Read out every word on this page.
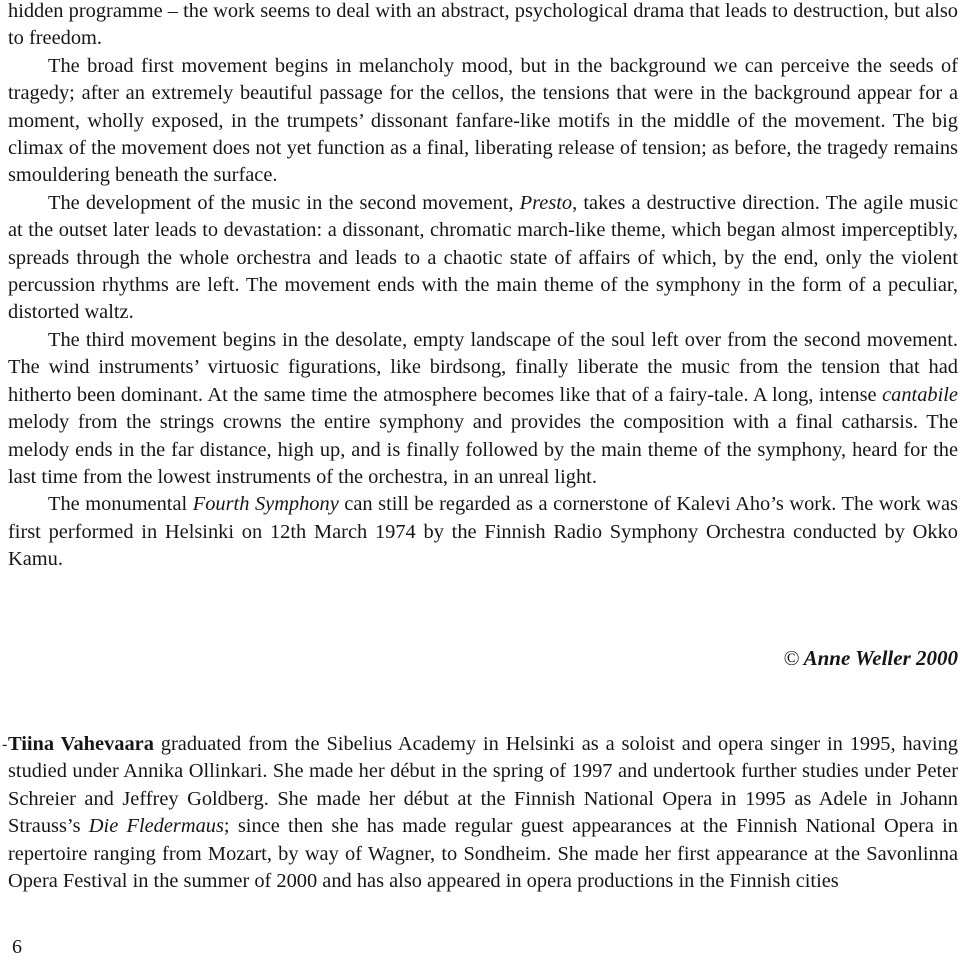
hidden programme – the work seems to deal with an abstract, psychological drama that leads to destruction, but also to freedom.

The broad first movement begins in melancholy mood, but in the background we can perceive the seeds of tragedy; after an extremely beautiful passage for the cellos, the tensions that were in the background appear for a moment, wholly exposed, in the trumpets’ dissonant fanfare-like motifs in the middle of the movement. The big climax of the movement does not yet function as a final, liberating release of tension; as before, the tragedy remains smouldering beneath the surface.

The development of the music in the second movement, Presto, takes a destructive direction. The agile music at the outset later leads to devastation: a dissonant, chromatic march-like theme, which began almost imperceptibly, spreads through the whole orchestra and leads to a chaotic state of affairs of which, by the end, only the violent percussion rhythms are left. The movement ends with the main theme of the symphony in the form of a peculiar, distorted waltz.

The third movement begins in the desolate, empty landscape of the soul left over from the second movement. The wind instruments’ virtuosic figurations, like birdsong, finally liberate the music from the tension that had hitherto been dominant. At the same time the atmosphere becomes like that of a fairy-tale. A long, intense cantabile melody from the strings crowns the entire symphony and provides the composition with a final catharsis. The melody ends in the far distance, high up, and is finally followed by the main theme of the symphony, heard for the last time from the lowest instruments of the orchestra, in an unreal light.

The monumental Fourth Symphony can still be regarded as a cornerstone of Kalevi Aho’s work. The work was first performed in Helsinki on 12th March 1974 by the Finnish Radio Symphony Orchestra conducted by Okko Kamu.

© Anne Weller 2000
- Tiina Vahevaara graduated from the Sibelius Academy in Helsinki as a soloist and opera singer in 1995, having studied under Annika Ollinkari. She made her début in the spring of 1997 and undertook further studies under Peter Schreier and Jeffrey Goldberg. She made her début at the Finnish National Opera in 1995 as Adele in Johann Strauss’s Die Fledermaus; since then she has made regular guest appearances at the Finnish National Opera in repertoire ranging from Mozart, by way of Wagner, to Sondheim. She made her first appearance at the Savonlinna Opera Festival in the summer of 2000 and has also appeared in opera productions in the Finnish cities

6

★ ★ ★

(Goal)
Find how many lines in the listing contain the word "from" and give that count alone.

(Solution)
2